• _Stated goal_
Write the records below out again exactly as given, with no images.
=-=-=-=-=
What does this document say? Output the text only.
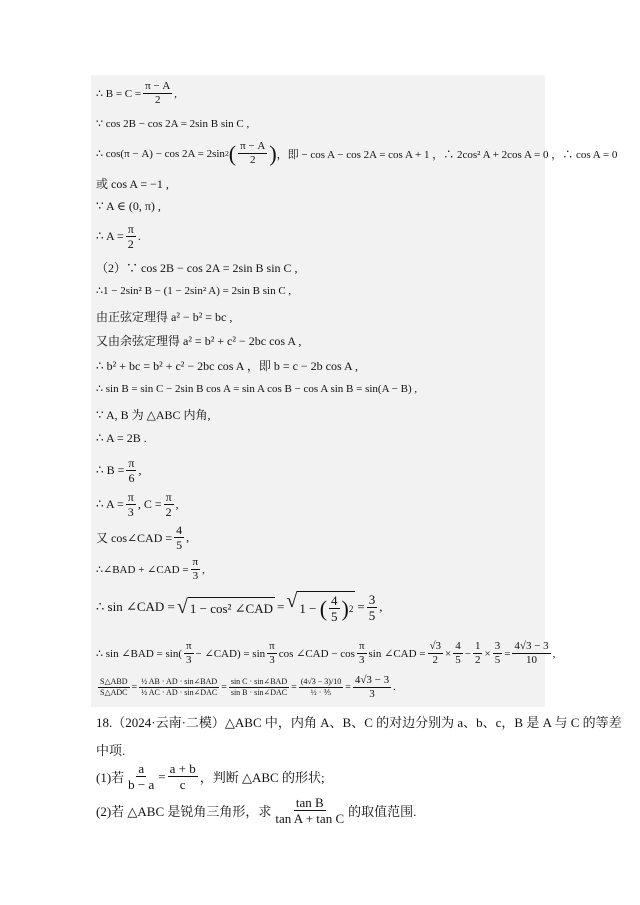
∴ $B = C = \frac{\pi - A}{2}$ ,
∵ cos 2B − cos 2A = 2sin B sin C ,
∴ cos(π − A) − cos 2A = 2sin 2 ( $\frac{\pi - A}{2}$ ) ，即 − cos A − cos 2A = cos A + 1 ，∴ 2cos² A + 2cos A = 0 ，∴ cos A = 0
或 cos A = −1 ,
∵ A ∈ (0, π) ,
∴ $A = \frac{\pi}{2}$ .
（2）∵ cos 2B − cos 2A = 2sin B sin C ,
∴1 − 2sin² B − (1 − 2sin² A) = 2sin B sin C ,
由正弦定理得 a² − b² = bc ,
又由余弦定理得 a² = b² + c² − 2bc cos A ,
∴ b² + bc = b² + c² − 2bc cos A ，即 b = c − 2b cos A ,
∴ sin B = sin C − 2sin B cos A = sin A cos B − cos A sin B = sin(A − B) ,
∵ A, B 为 △ABC 内角,
∴ A = 2B .
∴ $B = \frac{\pi}{6}$ ,
∴ $A = \frac{\pi}{3}$ , $C = \frac{\pi}{2}$ ,
又 cos∠CAD = $\frac{4}{5}$ ,
∴∠BAD + ∠CAD = $\frac{\pi}{3}$ ,
∴ sin ∠CAD = √ 1 − cos² ∠CAD = √ 1 − ( $\frac{4}{5}$ ) $2 = \frac{3}{5}$ ,
∴ sin ∠BAD = $\sin( \frac{\pi}{3}$ − ∠CAD) = $\sin \frac{\pi}{3}$ cos ∠CAD − $\cos \frac{\pi}{3}$ sin ∠CAD = $\frac{√3}{2} \times \frac{4}{5} - \frac{1}{2} \times \frac{3}{5} = \frac{4√3 - 3}{10}$ ,
$\frac{\text{S△ABD}}{\text{S△ADC}} = \frac{\text{½ AB · AD · sin∠BAD}}{\text{½ AC · AD · sin∠DAC}} = \frac{\text{sin C · sin∠BAD}}{\text{sin B · sin∠DAC}} = \frac{(4√3 - 3)/10}{\text{½ · ⅗}} = \frac{4√3 - 3}{3}$ .
18.（2024·云南·二模）△ABC 中，内角 A、B、C 的对边分别为 a、b、c，B 是 A 与 C 的等差
中项.
(1)若 $\frac{a}{b - a} = \frac{a + b}{c}$ ，判断 △ABC 的形状;
(2)若 △ABC 是锐角三角形，求 $\frac{\text{tan B}}{\text{tan A + tan C}}$ 的取值范围.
=-=-=-=-=
• _The response_
What does this document say? Output the text only.
∴ $B = C = \frac{\pi - A}{2}$ ,
∵ cos 2B − cos 2A = 2sin B sin C ,
∴ cos(π − A) − cos 2A = 2sin 2 ( $\frac{\pi - A}{2}$ ) ，即 − cos A − cos 2A = cos A + 1 ，∴ 2cos² A + 2cos A = 0 ，∴ cos A = 0
或 cos A = −1 ,
∵ A ∈ (0, π) ,
∴ $A = \frac{\pi}{2}$ .
（2）∵ cos 2B − cos 2A = 2sin B sin C ,
∴1 − 2sin² B − (1 − 2sin² A) = 2sin B sin C ,
由正弦定理得 a² − b² = bc ,
又由余弦定理得 a² = b² + c² − 2bc cos A ,
∴ b² + bc = b² + c² − 2bc cos A ，即 b = c − 2b cos A ,
∴ sin B = sin C − 2sin B cos A = sin A cos B − cos A sin B = sin(A − B) ,
∵ A, B 为 △ABC 内角,
∴ A = 2B .
∴ $B = \frac{\pi}{6}$ ,
∴ $A = \frac{\pi}{3}$ , $C = \frac{\pi}{2}$ ,
又 cos∠CAD = $\frac{4}{5}$ ,
∴∠BAD + ∠CAD = $\frac{\pi}{3}$ ,
∴ sin ∠CAD = √ 1 − cos² ∠CAD = √ 1 − ( $\frac{4}{5}$ ) $2 = \frac{3}{5}$ ,
∴ sin ∠BAD = $\sin( \frac{\pi}{3}$ − ∠CAD) = $\sin \frac{\pi}{3}$ cos ∠CAD − $\cos \frac{\pi}{3}$ sin ∠CAD = $\frac{√3}{2} \times \frac{4}{5} - \frac{1}{2} \times \frac{3}{5} = \frac{4√3 - 3}{10}$ ,
$\frac{\text{S△ABD}}{\text{S△ADC}} = \frac{\text{½ AB · AD · sin∠BAD}}{\text{½ AC · AD · sin∠DAC}} = \frac{\text{sin C · sin∠BAD}}{\text{sin B · sin∠DAC}} = \frac{(4√3 - 3)/10}{\text{½ · ⅗}} = \frac{4√3 - 3}{3}$ .
18.（2024·云南·二模）△ABC 中，内角 A、B、C 的对边分别为 a、b、c，B 是 A 与 C 的等差
中项.
(1)若 $\frac{a}{b - a} = \frac{a + b}{c}$ ，判断 △ABC 的形状;
(2)若 △ABC 是锐角三角形，求 $\frac{\text{tan B}}{\text{tan A + tan C}}$ 的取值范围.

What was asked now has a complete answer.